GOAL
Exactly repeat all the records below, omitting the images they hold.

Begin THE RECORDS

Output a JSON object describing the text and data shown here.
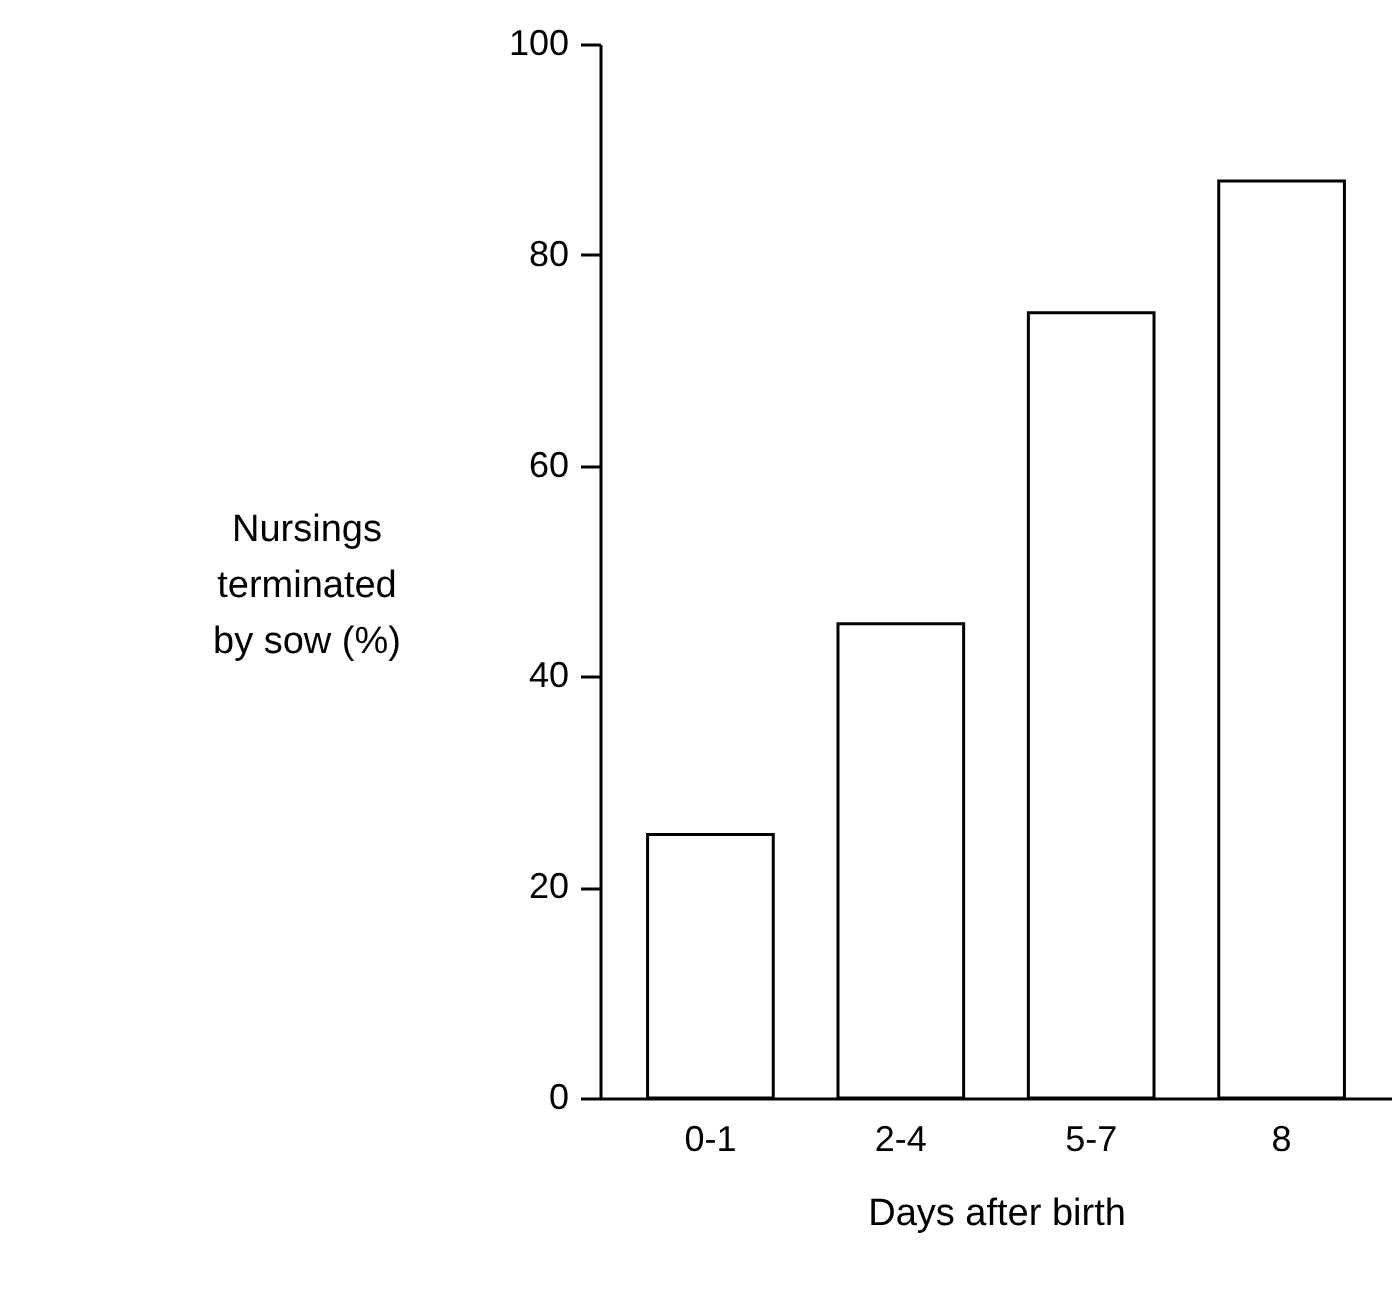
{
  "chart_data": {
    "type": "bar",
    "xlabel": "Days after birth",
    "ylabel": "Nursings\nterminated\nby sow (%)",
    "categories": [
      "0-1",
      "2-4",
      "5-7",
      "8"
    ],
    "values": [
      25,
      45,
      74.5,
      87
    ],
    "color": "#ffffff",
    "ylim": [
      0,
      100
    ],
    "yticks": [
      0,
      20,
      40,
      60,
      80,
      100
    ],
    "grid": false
  }
}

End THE RECORDS

COMPLETE RESPONSE
Output a JSON object describing the text and data shown here.
{
  "chart_data": {
    "type": "bar",
    "xlabel": "Days after birth",
    "ylabel": "Nursings\nterminated\nby sow (%)",
    "categories": [
      "0-1",
      "2-4",
      "5-7",
      "8"
    ],
    "values": [
      25,
      45,
      74.5,
      87
    ],
    "color": "#ffffff",
    "ylim": [
      0,
      100
    ],
    "yticks": [
      0,
      20,
      40,
      60,
      80,
      100
    ],
    "grid": false
  }
}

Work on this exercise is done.